Exercise objective:
Repeat all of the material exactly as given.

——

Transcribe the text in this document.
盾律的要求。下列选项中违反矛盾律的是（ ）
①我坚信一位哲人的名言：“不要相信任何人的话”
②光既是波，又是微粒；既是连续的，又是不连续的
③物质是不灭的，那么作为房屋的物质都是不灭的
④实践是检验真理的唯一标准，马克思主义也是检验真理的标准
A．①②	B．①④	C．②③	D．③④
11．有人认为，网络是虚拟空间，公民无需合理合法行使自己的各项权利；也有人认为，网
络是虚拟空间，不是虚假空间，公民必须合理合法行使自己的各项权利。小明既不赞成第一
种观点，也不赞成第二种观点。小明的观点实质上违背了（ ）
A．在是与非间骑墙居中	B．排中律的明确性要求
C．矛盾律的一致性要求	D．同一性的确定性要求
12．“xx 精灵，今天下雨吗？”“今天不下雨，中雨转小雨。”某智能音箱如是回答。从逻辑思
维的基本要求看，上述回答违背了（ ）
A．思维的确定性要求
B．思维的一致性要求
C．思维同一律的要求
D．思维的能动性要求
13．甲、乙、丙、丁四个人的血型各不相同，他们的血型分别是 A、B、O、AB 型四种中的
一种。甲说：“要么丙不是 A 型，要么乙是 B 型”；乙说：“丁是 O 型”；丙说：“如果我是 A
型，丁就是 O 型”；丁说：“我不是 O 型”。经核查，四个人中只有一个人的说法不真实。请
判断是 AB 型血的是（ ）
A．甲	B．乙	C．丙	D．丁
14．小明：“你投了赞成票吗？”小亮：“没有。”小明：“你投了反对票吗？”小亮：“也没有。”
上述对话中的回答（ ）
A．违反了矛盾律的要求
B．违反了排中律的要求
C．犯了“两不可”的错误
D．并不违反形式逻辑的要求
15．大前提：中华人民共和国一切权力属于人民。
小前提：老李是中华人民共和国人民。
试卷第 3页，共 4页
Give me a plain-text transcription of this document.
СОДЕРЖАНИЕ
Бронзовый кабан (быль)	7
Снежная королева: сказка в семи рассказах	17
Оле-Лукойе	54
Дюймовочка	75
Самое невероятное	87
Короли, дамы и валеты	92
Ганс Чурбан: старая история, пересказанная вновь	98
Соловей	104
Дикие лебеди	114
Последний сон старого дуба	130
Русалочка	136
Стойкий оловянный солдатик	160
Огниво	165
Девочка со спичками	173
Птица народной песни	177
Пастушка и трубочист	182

——

Solution for this problem:
Transcribe the text in this document.
盾律的要求。下列选项中违反矛盾律的是（ ）
①我坚信一位哲人的名言：“不要相信任何人的话”
②光既是波，又是微粒；既是连续的，又是不连续的
③物质是不灭的，那么作为房屋的物质都是不灭的
④实践是检验真理的唯一标准，马克思主义也是检验真理的标准
A．①②	B．①④	C．②③	D．③④
11．有人认为，网络是虚拟空间，公民无需合理合法行使自己的各项权利；也有人认为，网
络是虚拟空间，不是虚假空间，公民必须合理合法行使自己的各项权利。小明既不赞成第一
种观点，也不赞成第二种观点。小明的观点实质上违背了（ ）
A．在是与非间骑墙居中	B．排中律的明确性要求
C．矛盾律的一致性要求	D．同一性的确定性要求
12．“xx 精灵，今天下雨吗？”“今天不下雨，中雨转小雨。”某智能音箱如是回答。从逻辑思
维的基本要求看，上述回答违背了（ ）
A．思维的确定性要求
B．思维的一致性要求
C．思维同一律的要求
D．思维的能动性要求
13．甲、乙、丙、丁四个人的血型各不相同，他们的血型分别是 A、B、O、AB 型四种中的
一种。甲说：“要么丙不是 A 型，要么乙是 B 型”；乙说：“丁是 O 型”；丙说：“如果我是 A
型，丁就是 O 型”；丁说：“我不是 O 型”。经核查，四个人中只有一个人的说法不真实。请
判断是 AB 型血的是（ ）
A．甲	B．乙	C．丙	D．丁
14．小明：“你投了赞成票吗？”小亮：“没有。”小明：“你投了反对票吗？”小亮：“也没有。”
上述对话中的回答（ ）
A．违反了矛盾律的要求
B．违反了排中律的要求
C．犯了“两不可”的错误
D．并不违反形式逻辑的要求
15．大前提：中华人民共和国一切权力属于人民。
小前提：老李是中华人民共和国人民。
试卷第 3页，共 4页
Give me a plain-text transcription of this document.
СОДЕРЖАНИЕ
Бронзовый кабан (быль)	7
Снежная королева: сказка в семи рассказах	17
Оле-Лукойе	54
Дюймовочка	75
Самое невероятное	87
Короли, дамы и валеты	92
Ганс Чурбан: старая история, пересказанная вновь	98
Соловей	104
Дикие лебеди	114
Последний сон старого дуба	130
Русалочка	136
Стойкий оловянный солдатик	160
Огниво	165
Девочка со спичками	173
Птица народной песни	177
Пастушка и трубочист	182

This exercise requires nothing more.